▸ **Supplied material**:
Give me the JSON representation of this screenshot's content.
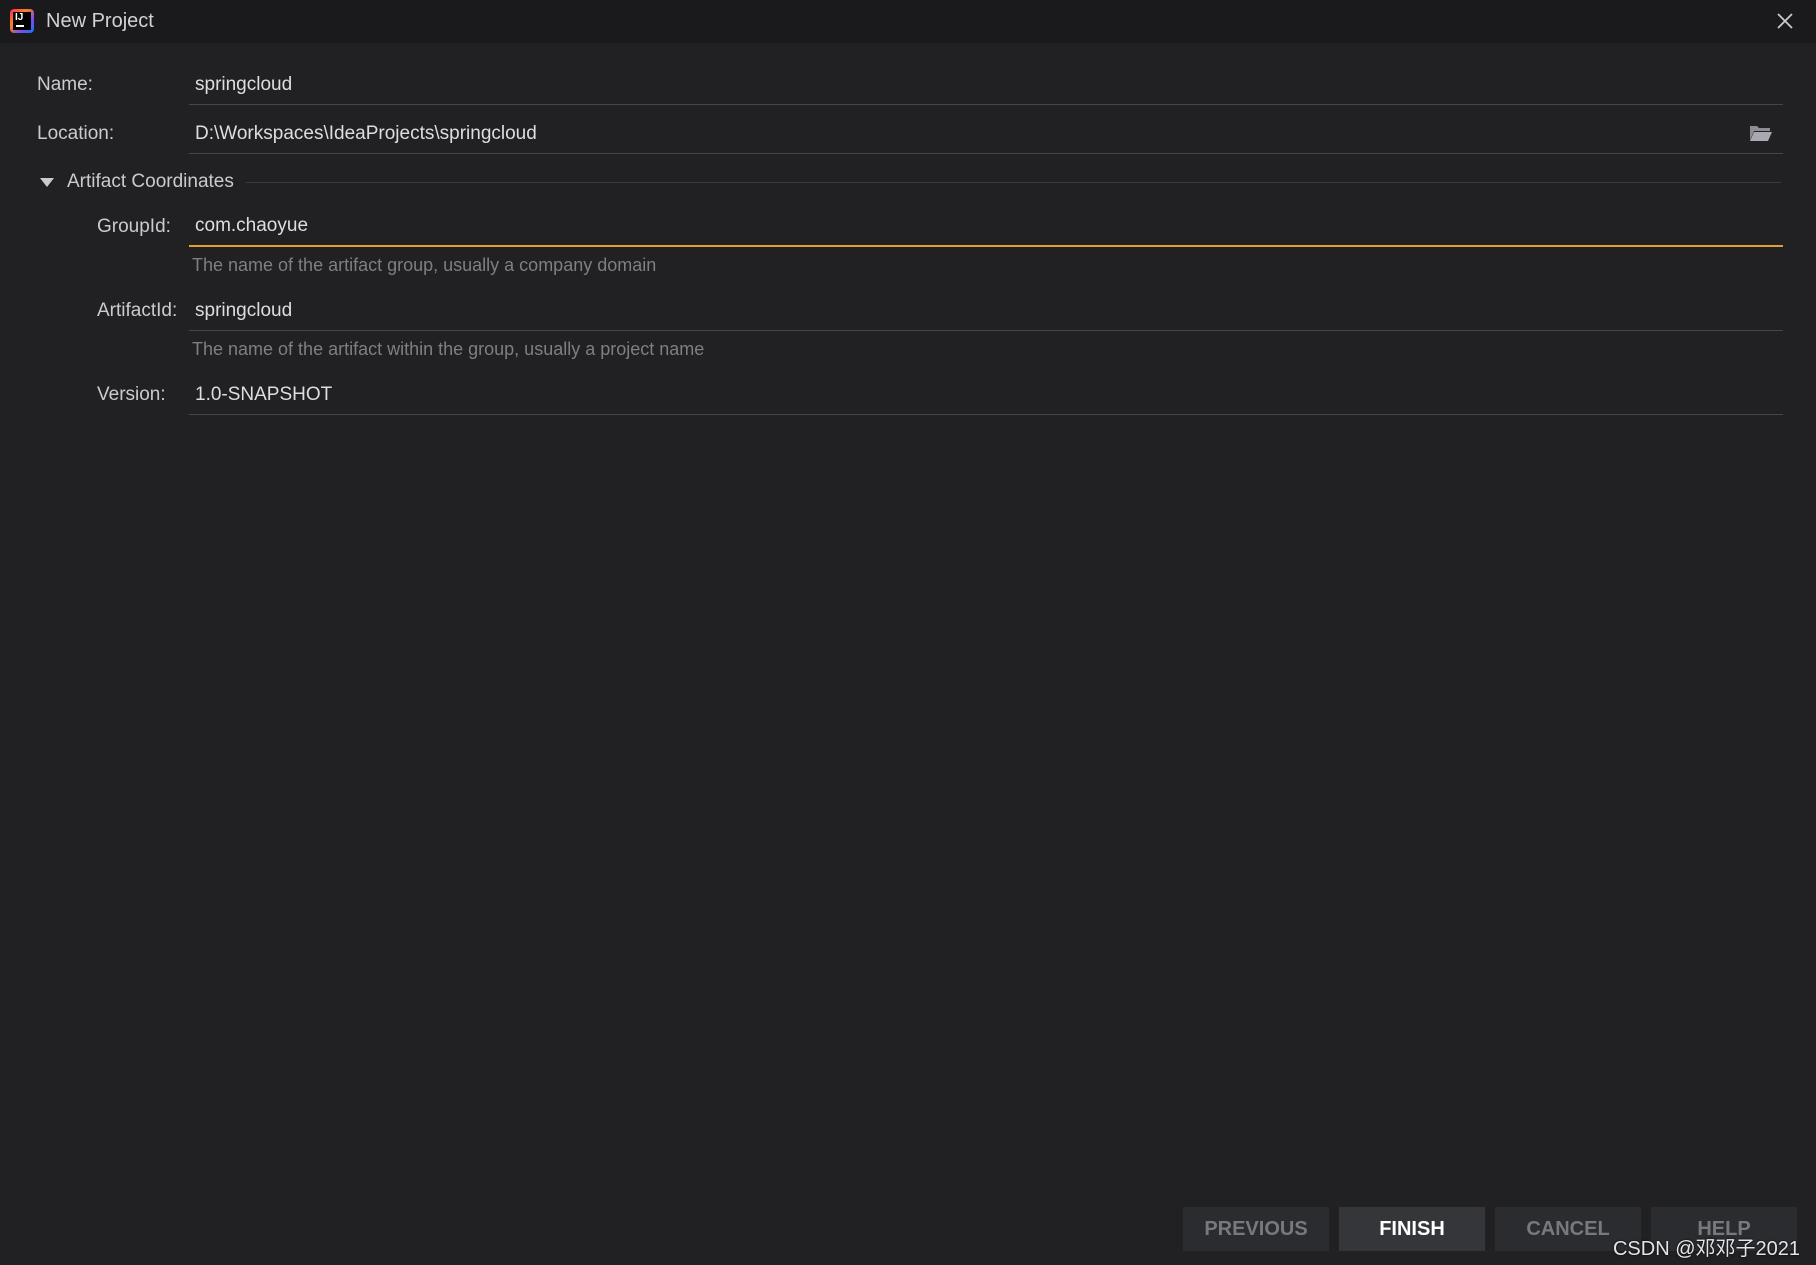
{
  "window": {
    "title": "New Project"
  },
  "form": {
    "name": {
      "label": "Name:",
      "value": "springcloud"
    },
    "location": {
      "label": "Location:",
      "value": "D:\\Workspaces\\IdeaProjects\\springcloud"
    },
    "artifact_section": {
      "title": "Artifact Coordinates",
      "group_id": {
        "label": "GroupId:",
        "value": "com.chaoyue",
        "hint": "The name of the artifact group, usually a company domain"
      },
      "artifact_id": {
        "label": "ArtifactId:",
        "value": "springcloud",
        "hint": "The name of the artifact within the group, usually a project name"
      },
      "version": {
        "label": "Version:",
        "value": "1.0-SNAPSHOT"
      }
    }
  },
  "footer": {
    "previous_label": "PREVIOUS",
    "finish_label": "FINISH",
    "cancel_label": "CANCEL",
    "help_label": "HELP"
  },
  "watermark": "CSDN @邓邓子2021",
  "colors": {
    "background": "#212123",
    "titlebar": "#1a1a1c",
    "focus_accent": "#e3a032",
    "text": "#c9cbd0",
    "hint_text": "#7d7f84"
  },
  "icons": {
    "app_logo": "intellij-idea-icon",
    "close": "close-icon",
    "folder": "folder-open-icon",
    "section_toggle": "triangle-down-icon"
  }
}
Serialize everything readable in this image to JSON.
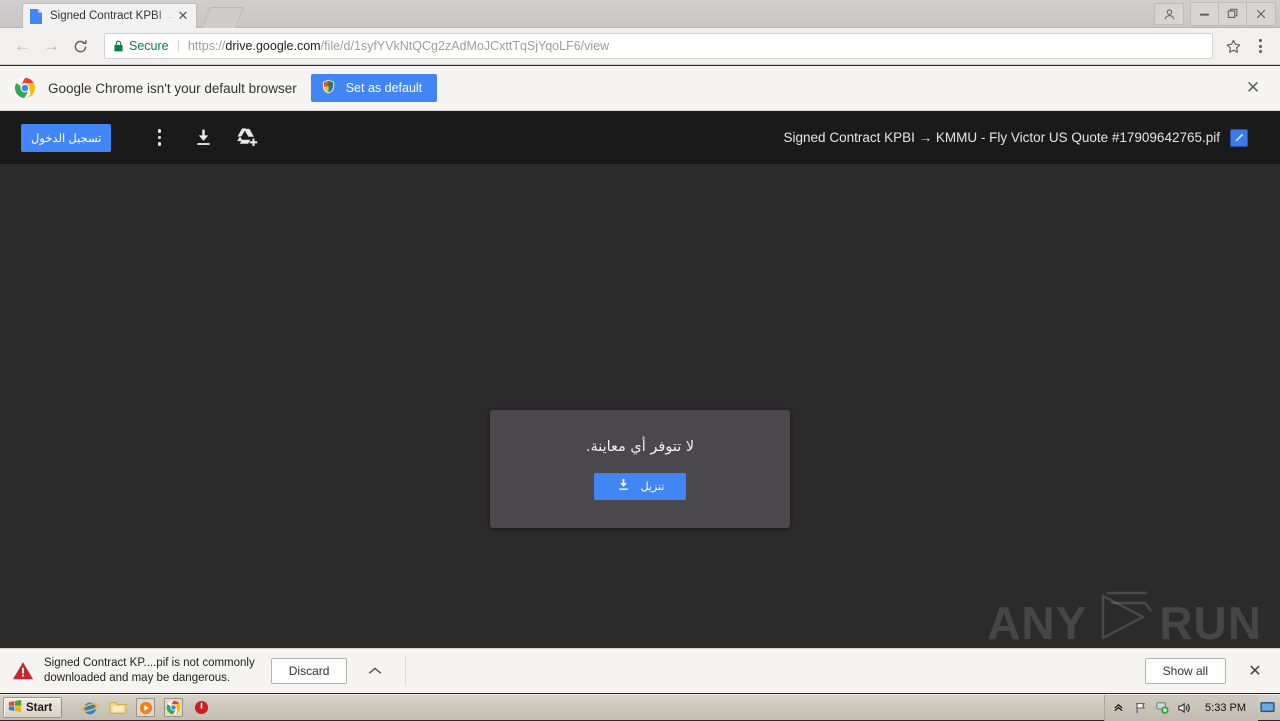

▸ **The task**:
How many lines of the data hold the string "JSON"? Reply with the number alone.

▸ **Task result**:
2